Description of the task:
Type out every line below exactly as it reads.

Dataset excerpt:

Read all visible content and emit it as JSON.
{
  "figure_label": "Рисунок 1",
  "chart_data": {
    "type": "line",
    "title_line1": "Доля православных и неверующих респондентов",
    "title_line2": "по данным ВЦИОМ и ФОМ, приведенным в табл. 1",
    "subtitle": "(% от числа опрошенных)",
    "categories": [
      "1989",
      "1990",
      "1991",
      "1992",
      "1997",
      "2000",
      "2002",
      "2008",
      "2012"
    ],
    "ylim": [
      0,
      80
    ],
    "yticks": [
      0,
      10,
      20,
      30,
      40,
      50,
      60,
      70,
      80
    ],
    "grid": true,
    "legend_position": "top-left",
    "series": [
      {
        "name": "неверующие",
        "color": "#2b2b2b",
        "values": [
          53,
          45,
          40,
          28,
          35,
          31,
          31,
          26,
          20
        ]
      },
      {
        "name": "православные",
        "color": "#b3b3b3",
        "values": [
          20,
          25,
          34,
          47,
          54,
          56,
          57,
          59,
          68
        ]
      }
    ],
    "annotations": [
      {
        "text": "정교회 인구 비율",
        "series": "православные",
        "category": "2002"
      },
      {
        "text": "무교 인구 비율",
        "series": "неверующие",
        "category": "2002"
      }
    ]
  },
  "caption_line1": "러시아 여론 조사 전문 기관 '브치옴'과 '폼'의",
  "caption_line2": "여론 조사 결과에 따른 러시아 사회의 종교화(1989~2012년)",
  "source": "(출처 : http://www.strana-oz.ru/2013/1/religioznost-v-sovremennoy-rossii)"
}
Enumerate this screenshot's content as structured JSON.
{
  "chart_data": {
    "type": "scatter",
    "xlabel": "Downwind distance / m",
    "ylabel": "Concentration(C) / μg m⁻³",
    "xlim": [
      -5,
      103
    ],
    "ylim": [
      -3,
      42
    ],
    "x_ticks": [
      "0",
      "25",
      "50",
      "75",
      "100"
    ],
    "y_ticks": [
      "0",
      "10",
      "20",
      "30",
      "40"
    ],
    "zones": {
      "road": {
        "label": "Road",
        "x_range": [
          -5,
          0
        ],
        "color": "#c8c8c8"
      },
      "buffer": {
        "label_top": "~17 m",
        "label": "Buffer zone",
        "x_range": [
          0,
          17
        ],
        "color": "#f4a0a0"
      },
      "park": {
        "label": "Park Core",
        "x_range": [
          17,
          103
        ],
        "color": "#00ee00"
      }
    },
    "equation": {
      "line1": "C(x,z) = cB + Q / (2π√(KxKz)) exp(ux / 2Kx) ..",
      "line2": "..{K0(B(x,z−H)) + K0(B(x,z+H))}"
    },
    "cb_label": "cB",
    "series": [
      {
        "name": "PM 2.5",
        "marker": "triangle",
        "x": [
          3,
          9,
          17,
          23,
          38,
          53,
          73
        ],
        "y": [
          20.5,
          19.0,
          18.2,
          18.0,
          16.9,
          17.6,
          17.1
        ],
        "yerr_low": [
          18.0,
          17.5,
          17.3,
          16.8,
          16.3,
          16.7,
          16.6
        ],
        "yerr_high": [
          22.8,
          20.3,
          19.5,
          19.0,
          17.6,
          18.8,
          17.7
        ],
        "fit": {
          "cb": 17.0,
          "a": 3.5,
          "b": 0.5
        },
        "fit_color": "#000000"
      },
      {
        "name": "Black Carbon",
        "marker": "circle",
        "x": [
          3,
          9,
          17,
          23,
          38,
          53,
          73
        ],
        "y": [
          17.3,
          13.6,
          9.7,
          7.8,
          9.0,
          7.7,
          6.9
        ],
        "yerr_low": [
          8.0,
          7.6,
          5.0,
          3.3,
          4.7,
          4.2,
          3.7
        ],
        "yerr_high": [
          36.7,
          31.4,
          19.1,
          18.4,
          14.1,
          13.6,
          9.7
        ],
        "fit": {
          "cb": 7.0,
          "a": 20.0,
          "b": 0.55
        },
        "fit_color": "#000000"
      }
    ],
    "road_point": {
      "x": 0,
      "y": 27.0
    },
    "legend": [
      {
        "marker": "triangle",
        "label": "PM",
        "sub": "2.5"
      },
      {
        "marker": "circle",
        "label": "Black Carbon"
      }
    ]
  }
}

Exercise response:
Read all visible content and emit it as JSON.
{
  "figure_label": "Рисунок 1",
  "chart_data": {
    "type": "line",
    "title_line1": "Доля православных и неверующих респондентов",
    "title_line2": "по данным ВЦИОМ и ФОМ, приведенным в табл. 1",
    "subtitle": "(% от числа опрошенных)",
    "categories": [
      "1989",
      "1990",
      "1991",
      "1992",
      "1997",
      "2000",
      "2002",
      "2008",
      "2012"
    ],
    "ylim": [
      0,
      80
    ],
    "yticks": [
      0,
      10,
      20,
      30,
      40,
      50,
      60,
      70,
      80
    ],
    "grid": true,
    "legend_position": "top-left",
    "series": [
      {
        "name": "неверующие",
        "color": "#2b2b2b",
        "values": [
          53,
          45,
          40,
          28,
          35,
          31,
          31,
          26,
          20
        ]
      },
      {
        "name": "православные",
        "color": "#b3b3b3",
        "values": [
          20,
          25,
          34,
          47,
          54,
          56,
          57,
          59,
          68
        ]
      }
    ],
    "annotations": [
      {
        "text": "정교회 인구 비율",
        "series": "православные",
        "category": "2002"
      },
      {
        "text": "무교 인구 비율",
        "series": "неверующие",
        "category": "2002"
      }
    ]
  },
  "caption_line1": "러시아 여론 조사 전문 기관 '브치옴'과 '폼'의",
  "caption_line2": "여론 조사 결과에 따른 러시아 사회의 종교화(1989~2012년)",
  "source": "(출처 : http://www.strana-oz.ru/2013/1/religioznost-v-sovremennoy-rossii)"
}
Enumerate this screenshot's content as structured JSON.
{
  "chart_data": {
    "type": "scatter",
    "xlabel": "Downwind distance / m",
    "ylabel": "Concentration(C) / μg m⁻³",
    "xlim": [
      -5,
      103
    ],
    "ylim": [
      -3,
      42
    ],
    "x_ticks": [
      "0",
      "25",
      "50",
      "75",
      "100"
    ],
    "y_ticks": [
      "0",
      "10",
      "20",
      "30",
      "40"
    ],
    "zones": {
      "road": {
        "label": "Road",
        "x_range": [
          -5,
          0
        ],
        "color": "#c8c8c8"
      },
      "buffer": {
        "label_top": "~17 m",
        "label": "Buffer zone",
        "x_range": [
          0,
          17
        ],
        "color": "#f4a0a0"
      },
      "park": {
        "label": "Park Core",
        "x_range": [
          17,
          103
        ],
        "color": "#00ee00"
      }
    },
    "equation": {
      "line1": "C(x,z) = cB + Q / (2π√(KxKz)) exp(ux / 2Kx) ..",
      "line2": "..{K0(B(x,z−H)) + K0(B(x,z+H))}"
    },
    "cb_label": "cB",
    "series": [
      {
        "name": "PM 2.5",
        "marker": "triangle",
        "x": [
          3,
          9,
          17,
          23,
          38,
          53,
          73
        ],
        "y": [
          20.5,
          19.0,
          18.2,
          18.0,
          16.9,
          17.6,
          17.1
        ],
        "yerr_low": [
          18.0,
          17.5,
          17.3,
          16.8,
          16.3,
          16.7,
          16.6
        ],
        "yerr_high": [
          22.8,
          20.3,
          19.5,
          19.0,
          17.6,
          18.8,
          17.7
        ],
        "fit": {
          "cb": 17.0,
          "a": 3.5,
          "b": 0.5
        },
        "fit_color": "#000000"
      },
      {
        "name": "Black Carbon",
        "marker": "circle",
        "x": [
          3,
          9,
          17,
          23,
          38,
          53,
          73
        ],
        "y": [
          17.3,
          13.6,
          9.7,
          7.8,
          9.0,
          7.7,
          6.9
        ],
        "yerr_low": [
          8.0,
          7.6,
          5.0,
          3.3,
          4.7,
          4.2,
          3.7
        ],
        "yerr_high": [
          36.7,
          31.4,
          19.1,
          18.4,
          14.1,
          13.6,
          9.7
        ],
        "fit": {
          "cb": 7.0,
          "a": 20.0,
          "b": 0.55
        },
        "fit_color": "#000000"
      }
    ],
    "road_point": {
      "x": 0,
      "y": 27.0
    },
    "legend": [
      {
        "marker": "triangle",
        "label": "PM",
        "sub": "2.5"
      },
      {
        "marker": "circle",
        "label": "Black Carbon"
      }
    ]
  }
}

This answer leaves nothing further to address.